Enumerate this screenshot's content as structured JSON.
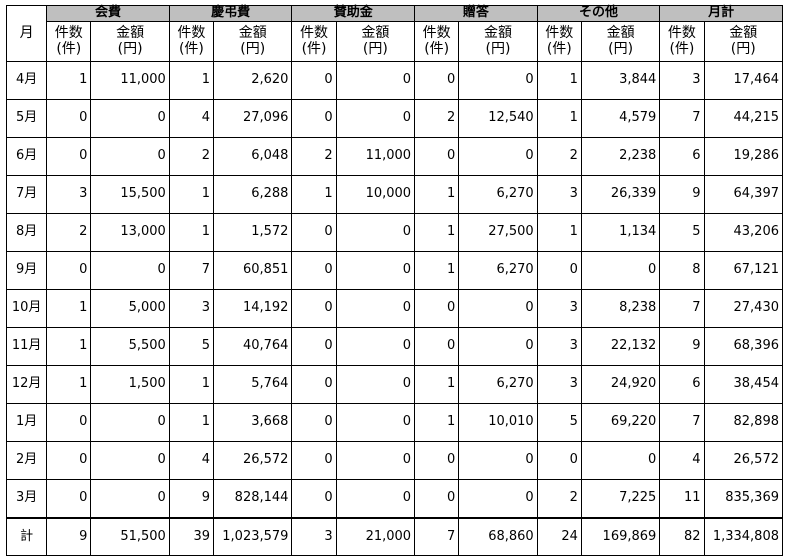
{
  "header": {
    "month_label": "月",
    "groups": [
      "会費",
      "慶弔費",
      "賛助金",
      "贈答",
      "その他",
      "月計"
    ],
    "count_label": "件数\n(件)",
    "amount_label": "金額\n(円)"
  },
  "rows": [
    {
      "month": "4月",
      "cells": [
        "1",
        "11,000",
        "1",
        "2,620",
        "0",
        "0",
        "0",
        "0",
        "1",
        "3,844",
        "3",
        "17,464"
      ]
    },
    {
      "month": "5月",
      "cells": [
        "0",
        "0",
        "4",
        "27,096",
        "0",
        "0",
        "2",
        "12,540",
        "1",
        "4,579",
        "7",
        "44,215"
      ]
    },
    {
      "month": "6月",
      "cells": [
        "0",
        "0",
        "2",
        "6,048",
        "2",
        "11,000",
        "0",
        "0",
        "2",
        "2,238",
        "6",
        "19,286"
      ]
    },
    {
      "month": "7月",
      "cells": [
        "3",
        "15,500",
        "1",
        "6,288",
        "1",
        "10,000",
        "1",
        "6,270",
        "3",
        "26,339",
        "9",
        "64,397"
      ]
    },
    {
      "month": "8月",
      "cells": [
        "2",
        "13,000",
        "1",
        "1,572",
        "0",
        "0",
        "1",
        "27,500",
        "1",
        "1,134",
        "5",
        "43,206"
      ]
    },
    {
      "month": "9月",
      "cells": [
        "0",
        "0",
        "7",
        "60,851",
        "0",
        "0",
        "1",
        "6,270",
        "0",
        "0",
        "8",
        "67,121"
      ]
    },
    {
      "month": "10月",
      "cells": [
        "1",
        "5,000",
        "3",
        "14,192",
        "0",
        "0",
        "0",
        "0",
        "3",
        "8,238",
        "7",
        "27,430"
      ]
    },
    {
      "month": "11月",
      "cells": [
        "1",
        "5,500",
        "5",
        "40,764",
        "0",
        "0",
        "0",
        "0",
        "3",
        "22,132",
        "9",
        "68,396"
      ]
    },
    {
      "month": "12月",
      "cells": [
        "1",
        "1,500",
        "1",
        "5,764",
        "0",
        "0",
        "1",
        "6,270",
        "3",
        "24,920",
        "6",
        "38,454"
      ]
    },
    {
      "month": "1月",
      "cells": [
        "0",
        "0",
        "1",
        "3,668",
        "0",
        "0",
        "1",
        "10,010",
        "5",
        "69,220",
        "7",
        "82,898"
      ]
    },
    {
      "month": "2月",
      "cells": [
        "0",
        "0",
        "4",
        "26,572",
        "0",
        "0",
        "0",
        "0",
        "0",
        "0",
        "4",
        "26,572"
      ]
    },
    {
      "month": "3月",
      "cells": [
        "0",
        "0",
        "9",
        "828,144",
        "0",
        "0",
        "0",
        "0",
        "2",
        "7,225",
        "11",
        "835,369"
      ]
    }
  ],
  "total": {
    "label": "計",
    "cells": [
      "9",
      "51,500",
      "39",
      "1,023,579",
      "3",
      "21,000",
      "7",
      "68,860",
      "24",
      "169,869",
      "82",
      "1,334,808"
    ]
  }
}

********************

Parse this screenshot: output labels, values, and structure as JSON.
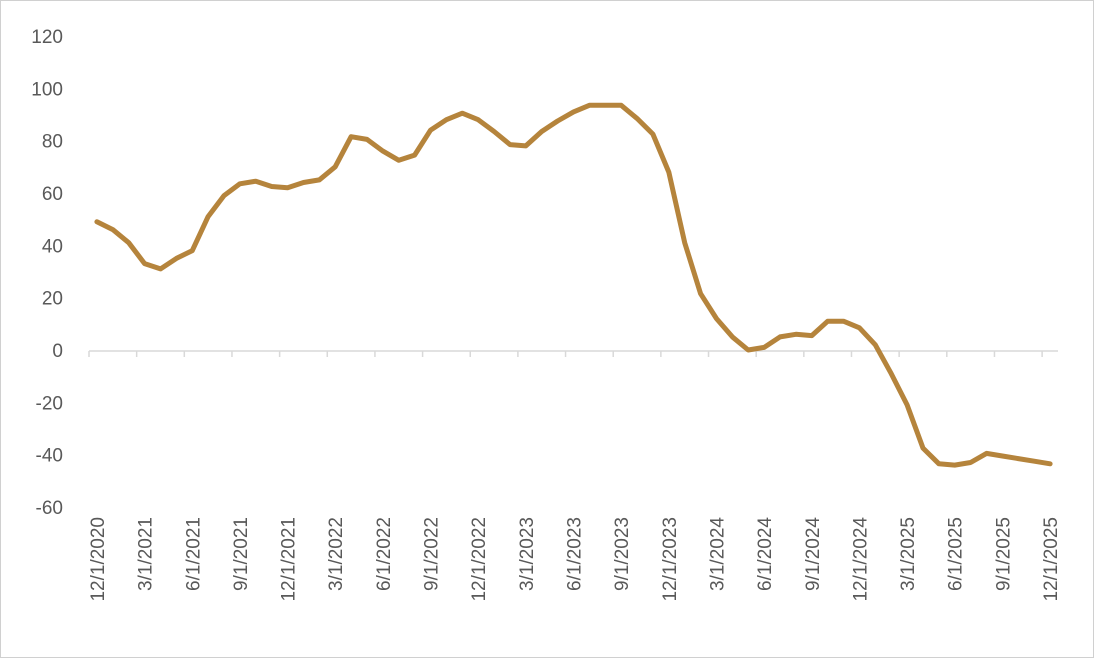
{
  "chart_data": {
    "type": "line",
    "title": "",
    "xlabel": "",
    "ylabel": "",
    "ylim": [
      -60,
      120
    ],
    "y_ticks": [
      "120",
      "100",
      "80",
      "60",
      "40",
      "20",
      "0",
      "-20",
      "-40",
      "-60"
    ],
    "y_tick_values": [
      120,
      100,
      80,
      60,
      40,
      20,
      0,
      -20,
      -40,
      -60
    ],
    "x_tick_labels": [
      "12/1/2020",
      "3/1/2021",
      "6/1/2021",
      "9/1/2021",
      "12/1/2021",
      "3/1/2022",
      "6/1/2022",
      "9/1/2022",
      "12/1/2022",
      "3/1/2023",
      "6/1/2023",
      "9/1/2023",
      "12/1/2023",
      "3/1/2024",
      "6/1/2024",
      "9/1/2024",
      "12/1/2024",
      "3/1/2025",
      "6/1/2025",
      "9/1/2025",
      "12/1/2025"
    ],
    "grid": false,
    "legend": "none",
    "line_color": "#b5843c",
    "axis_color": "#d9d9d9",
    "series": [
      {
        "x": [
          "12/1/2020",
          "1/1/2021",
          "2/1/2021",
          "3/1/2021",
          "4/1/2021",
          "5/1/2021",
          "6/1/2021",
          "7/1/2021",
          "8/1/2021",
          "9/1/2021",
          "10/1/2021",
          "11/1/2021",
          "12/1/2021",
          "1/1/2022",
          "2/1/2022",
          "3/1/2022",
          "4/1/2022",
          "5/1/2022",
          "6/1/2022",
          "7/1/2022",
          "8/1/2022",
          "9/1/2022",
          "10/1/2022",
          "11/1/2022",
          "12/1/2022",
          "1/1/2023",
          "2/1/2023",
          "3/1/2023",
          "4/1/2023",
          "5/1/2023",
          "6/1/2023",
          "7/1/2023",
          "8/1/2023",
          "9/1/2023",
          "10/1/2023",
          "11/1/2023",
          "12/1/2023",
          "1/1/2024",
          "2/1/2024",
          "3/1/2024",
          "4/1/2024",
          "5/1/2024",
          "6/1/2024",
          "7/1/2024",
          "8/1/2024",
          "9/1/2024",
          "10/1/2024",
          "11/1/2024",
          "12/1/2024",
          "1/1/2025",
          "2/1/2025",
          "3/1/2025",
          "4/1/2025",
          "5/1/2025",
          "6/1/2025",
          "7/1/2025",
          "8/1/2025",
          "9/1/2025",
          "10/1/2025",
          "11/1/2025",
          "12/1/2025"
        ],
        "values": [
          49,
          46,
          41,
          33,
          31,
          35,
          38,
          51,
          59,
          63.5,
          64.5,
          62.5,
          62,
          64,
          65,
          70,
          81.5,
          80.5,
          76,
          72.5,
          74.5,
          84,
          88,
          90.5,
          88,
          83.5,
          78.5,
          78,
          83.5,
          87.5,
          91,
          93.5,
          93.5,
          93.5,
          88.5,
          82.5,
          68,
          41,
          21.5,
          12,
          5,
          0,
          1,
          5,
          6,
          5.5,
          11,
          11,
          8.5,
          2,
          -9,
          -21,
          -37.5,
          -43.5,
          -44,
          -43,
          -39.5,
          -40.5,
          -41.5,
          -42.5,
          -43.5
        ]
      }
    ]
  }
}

********************

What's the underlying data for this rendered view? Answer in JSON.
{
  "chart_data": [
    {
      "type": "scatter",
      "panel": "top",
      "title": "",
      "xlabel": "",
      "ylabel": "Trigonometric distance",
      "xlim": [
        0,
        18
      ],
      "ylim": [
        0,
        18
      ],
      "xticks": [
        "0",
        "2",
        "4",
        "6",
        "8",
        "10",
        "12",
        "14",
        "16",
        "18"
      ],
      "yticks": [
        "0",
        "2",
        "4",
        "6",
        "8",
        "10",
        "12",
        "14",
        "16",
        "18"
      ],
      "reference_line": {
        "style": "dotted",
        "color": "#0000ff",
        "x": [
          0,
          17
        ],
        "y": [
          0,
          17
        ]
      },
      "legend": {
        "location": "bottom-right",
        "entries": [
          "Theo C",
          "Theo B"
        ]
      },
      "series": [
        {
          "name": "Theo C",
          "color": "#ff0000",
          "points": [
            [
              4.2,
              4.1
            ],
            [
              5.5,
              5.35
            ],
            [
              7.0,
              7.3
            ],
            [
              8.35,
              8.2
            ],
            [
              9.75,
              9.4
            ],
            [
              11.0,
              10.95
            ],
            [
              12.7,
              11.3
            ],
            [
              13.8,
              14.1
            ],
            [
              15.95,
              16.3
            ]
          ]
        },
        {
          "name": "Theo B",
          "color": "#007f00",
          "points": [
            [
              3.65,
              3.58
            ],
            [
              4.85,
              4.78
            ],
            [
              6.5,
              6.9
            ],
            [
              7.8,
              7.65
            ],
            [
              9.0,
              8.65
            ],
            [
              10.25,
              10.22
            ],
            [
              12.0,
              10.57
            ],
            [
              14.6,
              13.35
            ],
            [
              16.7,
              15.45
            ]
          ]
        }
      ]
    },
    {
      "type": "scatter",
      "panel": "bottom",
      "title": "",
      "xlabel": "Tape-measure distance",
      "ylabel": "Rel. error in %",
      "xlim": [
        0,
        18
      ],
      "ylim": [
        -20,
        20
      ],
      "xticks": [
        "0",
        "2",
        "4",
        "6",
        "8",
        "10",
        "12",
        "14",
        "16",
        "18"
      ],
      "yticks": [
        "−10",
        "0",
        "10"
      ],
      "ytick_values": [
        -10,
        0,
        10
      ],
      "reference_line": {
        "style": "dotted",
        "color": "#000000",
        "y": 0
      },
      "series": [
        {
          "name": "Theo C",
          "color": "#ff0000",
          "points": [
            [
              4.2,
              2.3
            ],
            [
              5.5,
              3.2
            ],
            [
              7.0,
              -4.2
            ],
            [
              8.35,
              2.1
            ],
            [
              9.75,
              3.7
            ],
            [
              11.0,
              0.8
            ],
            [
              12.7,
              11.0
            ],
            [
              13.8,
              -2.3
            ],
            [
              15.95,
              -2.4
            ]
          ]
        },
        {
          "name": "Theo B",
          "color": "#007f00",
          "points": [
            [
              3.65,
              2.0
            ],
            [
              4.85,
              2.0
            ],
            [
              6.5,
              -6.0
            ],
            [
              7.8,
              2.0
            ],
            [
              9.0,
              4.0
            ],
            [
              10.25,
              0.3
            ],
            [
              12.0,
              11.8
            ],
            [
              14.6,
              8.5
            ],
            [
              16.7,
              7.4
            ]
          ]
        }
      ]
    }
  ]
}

********************

Set problem
List the lines that contain the word "xlabel".

The answer
    "xlabel": "",
      "xlabel": "",
      "xlabel": "Tape-measure distance",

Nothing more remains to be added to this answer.